[Start of Data shown]
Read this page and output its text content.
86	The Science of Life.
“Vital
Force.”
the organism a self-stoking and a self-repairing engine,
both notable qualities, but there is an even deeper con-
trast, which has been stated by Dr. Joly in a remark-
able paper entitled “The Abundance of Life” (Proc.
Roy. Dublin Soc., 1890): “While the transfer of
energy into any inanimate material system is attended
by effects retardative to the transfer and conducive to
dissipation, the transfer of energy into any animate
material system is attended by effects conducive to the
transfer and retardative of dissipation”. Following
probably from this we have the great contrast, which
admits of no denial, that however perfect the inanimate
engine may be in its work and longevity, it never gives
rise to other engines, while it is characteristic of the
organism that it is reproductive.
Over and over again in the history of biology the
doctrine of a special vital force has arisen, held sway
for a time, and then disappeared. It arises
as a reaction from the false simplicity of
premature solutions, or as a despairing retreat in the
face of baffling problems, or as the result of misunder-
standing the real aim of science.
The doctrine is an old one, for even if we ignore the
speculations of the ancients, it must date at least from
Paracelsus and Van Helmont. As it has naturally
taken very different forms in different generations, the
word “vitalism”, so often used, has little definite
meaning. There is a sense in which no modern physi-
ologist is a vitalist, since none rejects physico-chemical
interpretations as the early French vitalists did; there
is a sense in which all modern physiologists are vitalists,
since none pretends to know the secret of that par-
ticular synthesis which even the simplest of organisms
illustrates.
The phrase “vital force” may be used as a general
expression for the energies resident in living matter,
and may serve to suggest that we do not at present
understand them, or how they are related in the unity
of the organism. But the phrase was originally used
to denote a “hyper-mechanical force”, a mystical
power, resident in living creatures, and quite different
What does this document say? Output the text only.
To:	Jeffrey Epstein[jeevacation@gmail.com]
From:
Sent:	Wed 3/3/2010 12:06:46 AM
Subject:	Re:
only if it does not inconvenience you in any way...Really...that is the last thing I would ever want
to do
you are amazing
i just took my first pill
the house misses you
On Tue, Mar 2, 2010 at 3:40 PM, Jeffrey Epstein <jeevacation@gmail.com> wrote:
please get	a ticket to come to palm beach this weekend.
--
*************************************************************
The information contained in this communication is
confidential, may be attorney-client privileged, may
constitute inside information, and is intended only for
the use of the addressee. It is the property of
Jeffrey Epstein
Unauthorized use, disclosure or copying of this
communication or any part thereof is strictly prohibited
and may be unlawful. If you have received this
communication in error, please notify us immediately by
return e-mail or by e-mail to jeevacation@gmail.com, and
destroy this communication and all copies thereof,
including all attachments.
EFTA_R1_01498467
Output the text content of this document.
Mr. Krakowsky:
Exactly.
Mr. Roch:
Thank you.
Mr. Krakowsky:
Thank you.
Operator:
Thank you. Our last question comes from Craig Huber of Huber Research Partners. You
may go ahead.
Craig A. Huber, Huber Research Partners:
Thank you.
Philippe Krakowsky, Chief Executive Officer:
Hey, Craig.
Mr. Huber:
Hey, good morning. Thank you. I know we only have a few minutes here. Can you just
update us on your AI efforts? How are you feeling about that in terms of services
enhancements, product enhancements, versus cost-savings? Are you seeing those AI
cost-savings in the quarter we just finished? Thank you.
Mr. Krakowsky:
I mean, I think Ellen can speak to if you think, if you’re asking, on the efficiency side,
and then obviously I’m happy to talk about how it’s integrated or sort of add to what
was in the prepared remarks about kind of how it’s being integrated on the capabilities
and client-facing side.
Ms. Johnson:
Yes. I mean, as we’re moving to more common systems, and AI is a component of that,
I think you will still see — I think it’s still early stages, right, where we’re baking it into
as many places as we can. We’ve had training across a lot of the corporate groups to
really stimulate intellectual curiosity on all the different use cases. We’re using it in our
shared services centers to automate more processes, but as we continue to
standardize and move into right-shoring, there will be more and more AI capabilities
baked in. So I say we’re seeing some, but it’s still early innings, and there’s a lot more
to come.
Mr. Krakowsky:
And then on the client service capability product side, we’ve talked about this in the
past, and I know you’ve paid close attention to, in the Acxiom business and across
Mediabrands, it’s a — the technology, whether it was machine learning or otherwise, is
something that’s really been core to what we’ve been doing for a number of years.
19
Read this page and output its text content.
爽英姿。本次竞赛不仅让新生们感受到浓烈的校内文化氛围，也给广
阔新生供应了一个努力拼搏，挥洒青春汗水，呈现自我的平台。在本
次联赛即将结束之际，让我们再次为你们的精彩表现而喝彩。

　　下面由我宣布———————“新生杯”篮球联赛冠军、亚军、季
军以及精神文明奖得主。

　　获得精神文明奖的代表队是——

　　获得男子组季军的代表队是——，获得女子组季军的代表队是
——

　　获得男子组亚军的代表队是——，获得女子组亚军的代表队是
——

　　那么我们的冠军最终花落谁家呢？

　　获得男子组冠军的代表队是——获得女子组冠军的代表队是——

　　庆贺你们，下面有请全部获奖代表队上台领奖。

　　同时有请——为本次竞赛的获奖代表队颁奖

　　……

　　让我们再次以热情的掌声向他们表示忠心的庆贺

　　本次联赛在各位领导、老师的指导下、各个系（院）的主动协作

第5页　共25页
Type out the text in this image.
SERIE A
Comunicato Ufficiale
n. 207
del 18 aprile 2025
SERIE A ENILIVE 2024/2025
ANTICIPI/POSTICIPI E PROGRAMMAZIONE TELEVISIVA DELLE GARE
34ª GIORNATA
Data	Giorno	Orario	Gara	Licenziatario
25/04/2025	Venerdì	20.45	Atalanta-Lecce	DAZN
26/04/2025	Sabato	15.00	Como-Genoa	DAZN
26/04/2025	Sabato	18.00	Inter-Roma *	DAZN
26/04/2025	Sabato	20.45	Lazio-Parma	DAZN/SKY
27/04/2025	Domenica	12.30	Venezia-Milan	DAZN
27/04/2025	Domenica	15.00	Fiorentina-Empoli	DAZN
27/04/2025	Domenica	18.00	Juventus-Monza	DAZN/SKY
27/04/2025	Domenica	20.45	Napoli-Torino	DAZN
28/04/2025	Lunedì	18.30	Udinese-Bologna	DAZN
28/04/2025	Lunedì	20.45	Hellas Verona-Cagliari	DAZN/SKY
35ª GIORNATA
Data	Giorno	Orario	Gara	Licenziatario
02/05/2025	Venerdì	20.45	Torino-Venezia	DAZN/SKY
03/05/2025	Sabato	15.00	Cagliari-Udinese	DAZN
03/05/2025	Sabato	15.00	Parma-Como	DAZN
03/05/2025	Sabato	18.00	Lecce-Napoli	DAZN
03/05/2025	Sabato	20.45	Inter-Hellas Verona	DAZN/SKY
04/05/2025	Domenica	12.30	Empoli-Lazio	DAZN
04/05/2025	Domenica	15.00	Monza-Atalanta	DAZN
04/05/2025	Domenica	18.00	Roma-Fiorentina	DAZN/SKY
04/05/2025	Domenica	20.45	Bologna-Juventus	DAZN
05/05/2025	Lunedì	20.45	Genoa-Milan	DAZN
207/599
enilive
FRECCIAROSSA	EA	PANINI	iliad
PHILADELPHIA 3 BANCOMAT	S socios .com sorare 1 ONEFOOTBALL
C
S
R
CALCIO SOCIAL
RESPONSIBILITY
[End of Data shown]
• **What you have to do**: From the records above, extract everything verbatim.

• **Result of this task**:
Read this page and output its text content.
86	The Science of Life.
“Vital
Force.”
the organism a self-stoking and a self-repairing engine,
both notable qualities, but there is an even deeper con-
trast, which has been stated by Dr. Joly in a remark-
able paper entitled “The Abundance of Life” (Proc.
Roy. Dublin Soc., 1890): “While the transfer of
energy into any inanimate material system is attended
by effects retardative to the transfer and conducive to
dissipation, the transfer of energy into any animate
material system is attended by effects conducive to the
transfer and retardative of dissipation”. Following
probably from this we have the great contrast, which
admits of no denial, that however perfect the inanimate
engine may be in its work and longevity, it never gives
rise to other engines, while it is characteristic of the
organism that it is reproductive.
Over and over again in the history of biology the
doctrine of a special vital force has arisen, held sway
for a time, and then disappeared. It arises
as a reaction from the false simplicity of
premature solutions, or as a despairing retreat in the
face of baffling problems, or as the result of misunder-
standing the real aim of science.
The doctrine is an old one, for even if we ignore the
speculations of the ancients, it must date at least from
Paracelsus and Van Helmont. As it has naturally
taken very different forms in different generations, the
word “vitalism”, so often used, has little definite
meaning. There is a sense in which no modern physi-
ologist is a vitalist, since none rejects physico-chemical
interpretations as the early French vitalists did; there
is a sense in which all modern physiologists are vitalists,
since none pretends to know the secret of that par-
ticular synthesis which even the simplest of organisms
illustrates.
The phrase “vital force” may be used as a general
expression for the energies resident in living matter,
and may serve to suggest that we do not at present
understand them, or how they are related in the unity
of the organism. But the phrase was originally used
to denote a “hyper-mechanical force”, a mystical
power, resident in living creatures, and quite different
What does this document say? Output the text only.
To:	Jeffrey Epstein[jeevacation@gmail.com]
From:
Sent:	Wed 3/3/2010 12:06:46 AM
Subject:	Re:
only if it does not inconvenience you in any way...Really...that is the last thing I would ever want
to do
you are amazing
i just took my first pill
the house misses you
On Tue, Mar 2, 2010 at 3:40 PM, Jeffrey Epstein <jeevacation@gmail.com> wrote:
please get	a ticket to come to palm beach this weekend.
--
*************************************************************
The information contained in this communication is
confidential, may be attorney-client privileged, may
constitute inside information, and is intended only for
the use of the addressee. It is the property of
Jeffrey Epstein
Unauthorized use, disclosure or copying of this
communication or any part thereof is strictly prohibited
and may be unlawful. If you have received this
communication in error, please notify us immediately by
return e-mail or by e-mail to jeevacation@gmail.com, and
destroy this communication and all copies thereof,
including all attachments.
EFTA_R1_01498467
Output the text content of this document.
Mr. Krakowsky:
Exactly.
Mr. Roch:
Thank you.
Mr. Krakowsky:
Thank you.
Operator:
Thank you. Our last question comes from Craig Huber of Huber Research Partners. You
may go ahead.
Craig A. Huber, Huber Research Partners:
Thank you.
Philippe Krakowsky, Chief Executive Officer:
Hey, Craig.
Mr. Huber:
Hey, good morning. Thank you. I know we only have a few minutes here. Can you just
update us on your AI efforts? How are you feeling about that in terms of services
enhancements, product enhancements, versus cost-savings? Are you seeing those AI
cost-savings in the quarter we just finished? Thank you.
Mr. Krakowsky:
I mean, I think Ellen can speak to if you think, if you’re asking, on the efficiency side,
and then obviously I’m happy to talk about how it’s integrated or sort of add to what
was in the prepared remarks about kind of how it’s being integrated on the capabilities
and client-facing side.
Ms. Johnson:
Yes. I mean, as we’re moving to more common systems, and AI is a component of that,
I think you will still see — I think it’s still early stages, right, where we’re baking it into
as many places as we can. We’ve had training across a lot of the corporate groups to
really stimulate intellectual curiosity on all the different use cases. We’re using it in our
shared services centers to automate more processes, but as we continue to
standardize and move into right-shoring, there will be more and more AI capabilities
baked in. So I say we’re seeing some, but it’s still early innings, and there’s a lot more
to come.
Mr. Krakowsky:
And then on the client service capability product side, we’ve talked about this in the
past, and I know you’ve paid close attention to, in the Acxiom business and across
Mediabrands, it’s a — the technology, whether it was machine learning or otherwise, is
something that’s really been core to what we’ve been doing for a number of years.
19
Read this page and output its text content.
爽英姿。本次竞赛不仅让新生们感受到浓烈的校内文化氛围，也给广
阔新生供应了一个努力拼搏，挥洒青春汗水，呈现自我的平台。在本
次联赛即将结束之际，让我们再次为你们的精彩表现而喝彩。

　　下面由我宣布———————“新生杯”篮球联赛冠军、亚军、季
军以及精神文明奖得主。

　　获得精神文明奖的代表队是——

　　获得男子组季军的代表队是——，获得女子组季军的代表队是
——

　　获得男子组亚军的代表队是——，获得女子组亚军的代表队是
——

　　那么我们的冠军最终花落谁家呢？

　　获得男子组冠军的代表队是——获得女子组冠军的代表队是——

　　庆贺你们，下面有请全部获奖代表队上台领奖。

　　同时有请——为本次竞赛的获奖代表队颁奖

　　……

　　让我们再次以热情的掌声向他们表示忠心的庆贺

　　本次联赛在各位领导、老师的指导下、各个系（院）的主动协作

第5页　共25页
Type out the text in this image.
SERIE A
Comunicato Ufficiale
n. 207
del 18 aprile 2025
SERIE A ENILIVE 2024/2025
ANTICIPI/POSTICIPI E PROGRAMMAZIONE TELEVISIVA DELLE GARE
34ª GIORNATA
Data	Giorno	Orario	Gara	Licenziatario
25/04/2025	Venerdì	20.45	Atalanta-Lecce	DAZN
26/04/2025	Sabato	15.00	Como-Genoa	DAZN
26/04/2025	Sabato	18.00	Inter-Roma *	DAZN
26/04/2025	Sabato	20.45	Lazio-Parma	DAZN/SKY
27/04/2025	Domenica	12.30	Venezia-Milan	DAZN
27/04/2025	Domenica	15.00	Fiorentina-Empoli	DAZN
27/04/2025	Domenica	18.00	Juventus-Monza	DAZN/SKY
27/04/2025	Domenica	20.45	Napoli-Torino	DAZN
28/04/2025	Lunedì	18.30	Udinese-Bologna	DAZN
28/04/2025	Lunedì	20.45	Hellas Verona-Cagliari	DAZN/SKY
35ª GIORNATA
Data	Giorno	Orario	Gara	Licenziatario
02/05/2025	Venerdì	20.45	Torino-Venezia	DAZN/SKY
03/05/2025	Sabato	15.00	Cagliari-Udinese	DAZN
03/05/2025	Sabato	15.00	Parma-Como	DAZN
03/05/2025	Sabato	18.00	Lecce-Napoli	DAZN
03/05/2025	Sabato	20.45	Inter-Hellas Verona	DAZN/SKY
04/05/2025	Domenica	12.30	Empoli-Lazio	DAZN
04/05/2025	Domenica	15.00	Monza-Atalanta	DAZN
04/05/2025	Domenica	18.00	Roma-Fiorentina	DAZN/SKY
04/05/2025	Domenica	20.45	Bologna-Juventus	DAZN
05/05/2025	Lunedì	20.45	Genoa-Milan	DAZN
207/599
enilive
FRECCIAROSSA	EA	PANINI	iliad
PHILADELPHIA 3 BANCOMAT	S socios .com sorare 1 ONEFOOTBALL
C
S
R
CALCIO SOCIAL
RESPONSIBILITY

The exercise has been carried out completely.